* _Exercise task_
Send each entry back exactly as given, pictures excluded.

* _Given entries_

· · · ·

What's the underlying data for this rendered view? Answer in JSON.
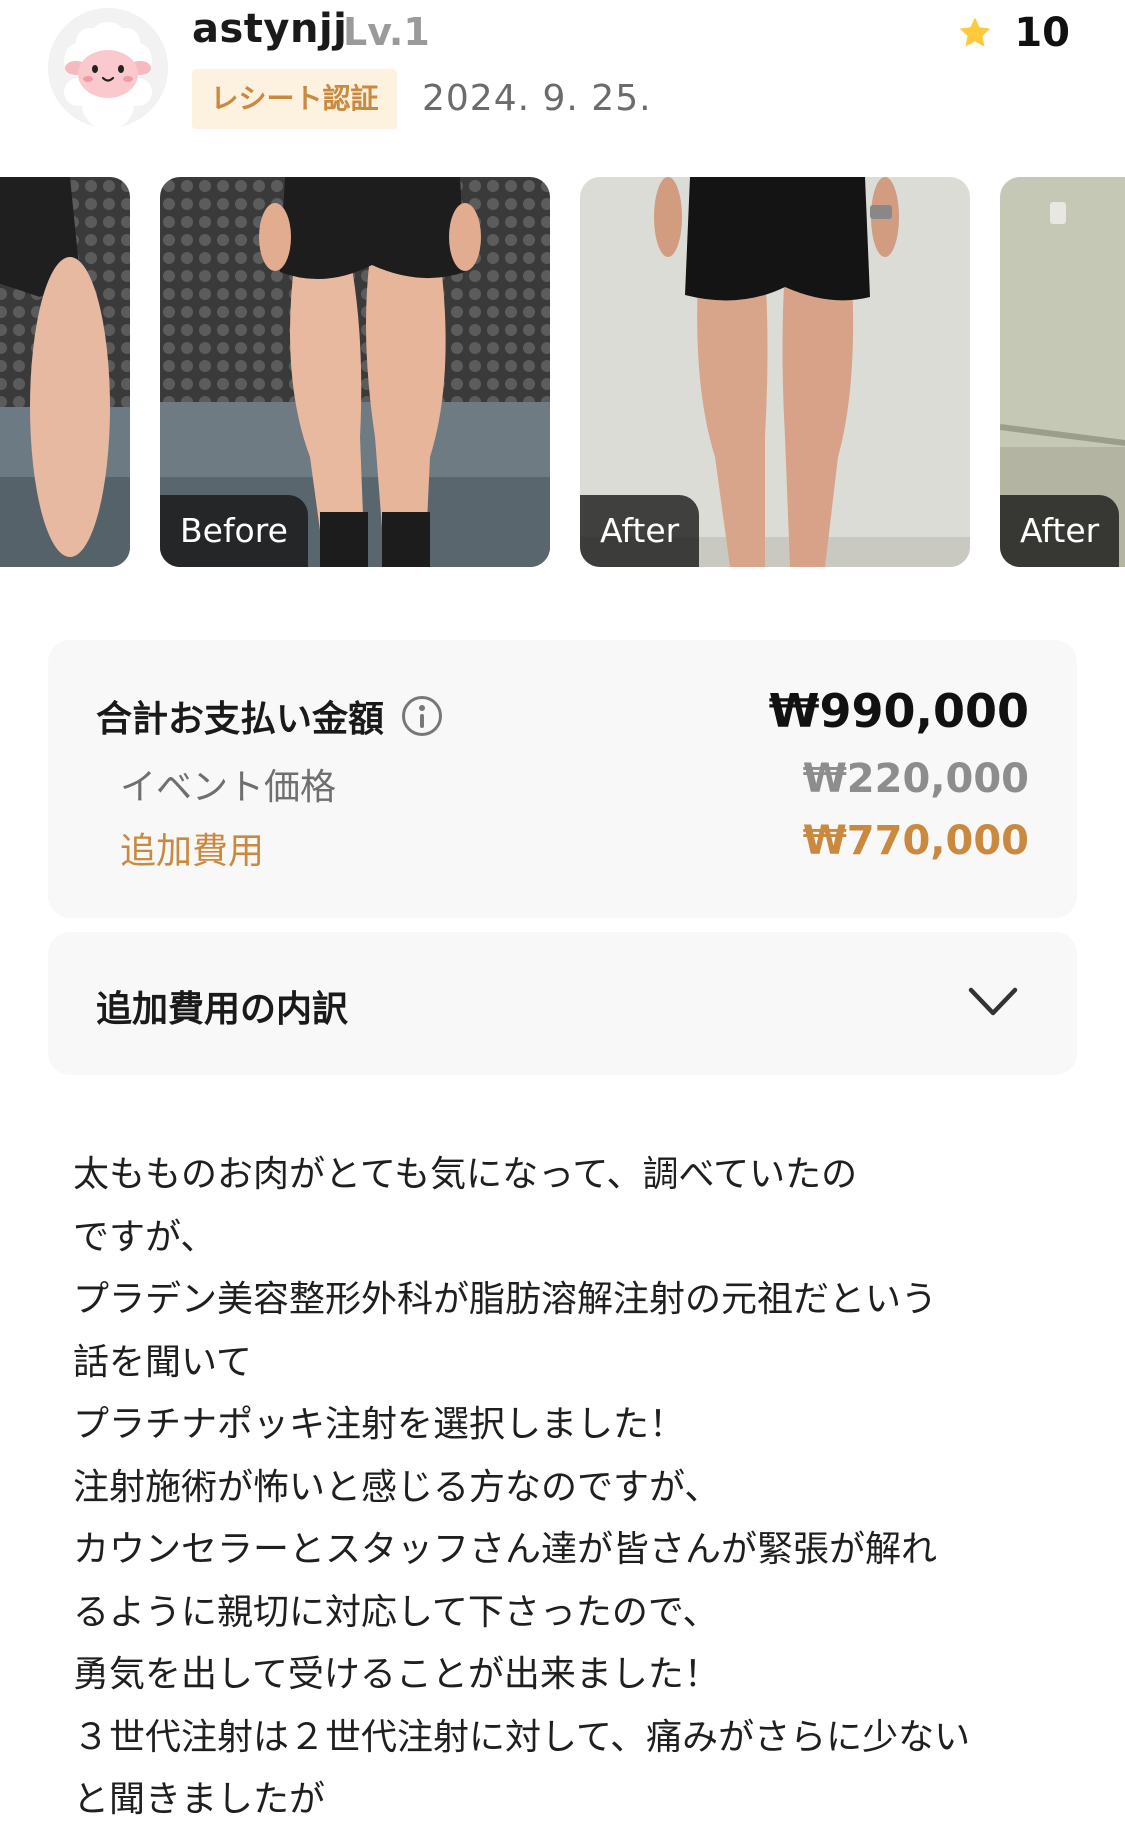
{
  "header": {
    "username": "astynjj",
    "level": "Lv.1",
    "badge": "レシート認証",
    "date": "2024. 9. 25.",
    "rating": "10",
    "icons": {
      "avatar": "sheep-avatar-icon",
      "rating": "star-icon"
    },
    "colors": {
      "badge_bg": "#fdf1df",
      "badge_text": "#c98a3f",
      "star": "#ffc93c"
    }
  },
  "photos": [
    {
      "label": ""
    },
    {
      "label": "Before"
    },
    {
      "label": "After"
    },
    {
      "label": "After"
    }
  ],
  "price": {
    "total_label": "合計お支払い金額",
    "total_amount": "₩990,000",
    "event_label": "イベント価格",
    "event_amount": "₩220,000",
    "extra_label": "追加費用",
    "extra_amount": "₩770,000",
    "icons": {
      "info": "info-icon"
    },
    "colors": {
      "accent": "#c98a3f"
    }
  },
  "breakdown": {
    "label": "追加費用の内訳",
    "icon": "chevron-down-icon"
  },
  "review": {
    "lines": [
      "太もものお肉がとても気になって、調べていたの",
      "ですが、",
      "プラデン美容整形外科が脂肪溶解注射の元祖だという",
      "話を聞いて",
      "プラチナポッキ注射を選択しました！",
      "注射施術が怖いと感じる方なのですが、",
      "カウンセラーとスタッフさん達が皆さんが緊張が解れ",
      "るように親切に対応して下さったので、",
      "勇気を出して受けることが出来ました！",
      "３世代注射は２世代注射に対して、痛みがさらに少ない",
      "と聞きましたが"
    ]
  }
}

· · · ·

* _Exercise response_
What's the underlying data for this rendered view? Answer in JSON.
{
  "header": {
    "username": "astynjj",
    "level": "Lv.1",
    "badge": "レシート認証",
    "date": "2024. 9. 25.",
    "rating": "10",
    "icons": {
      "avatar": "sheep-avatar-icon",
      "rating": "star-icon"
    },
    "colors": {
      "badge_bg": "#fdf1df",
      "badge_text": "#c98a3f",
      "star": "#ffc93c"
    }
  },
  "photos": [
    {
      "label": ""
    },
    {
      "label": "Before"
    },
    {
      "label": "After"
    },
    {
      "label": "After"
    }
  ],
  "price": {
    "total_label": "合計お支払い金額",
    "total_amount": "₩990,000",
    "event_label": "イベント価格",
    "event_amount": "₩220,000",
    "extra_label": "追加費用",
    "extra_amount": "₩770,000",
    "icons": {
      "info": "info-icon"
    },
    "colors": {
      "accent": "#c98a3f"
    }
  },
  "breakdown": {
    "label": "追加費用の内訳",
    "icon": "chevron-down-icon"
  },
  "review": {
    "lines": [
      "太もものお肉がとても気になって、調べていたの",
      "ですが、",
      "プラデン美容整形外科が脂肪溶解注射の元祖だという",
      "話を聞いて",
      "プラチナポッキ注射を選択しました！",
      "注射施術が怖いと感じる方なのですが、",
      "カウンセラーとスタッフさん達が皆さんが緊張が解れ",
      "るように親切に対応して下さったので、",
      "勇気を出して受けることが出来ました！",
      "３世代注射は２世代注射に対して、痛みがさらに少ない",
      "と聞きましたが"
    ]
  }
}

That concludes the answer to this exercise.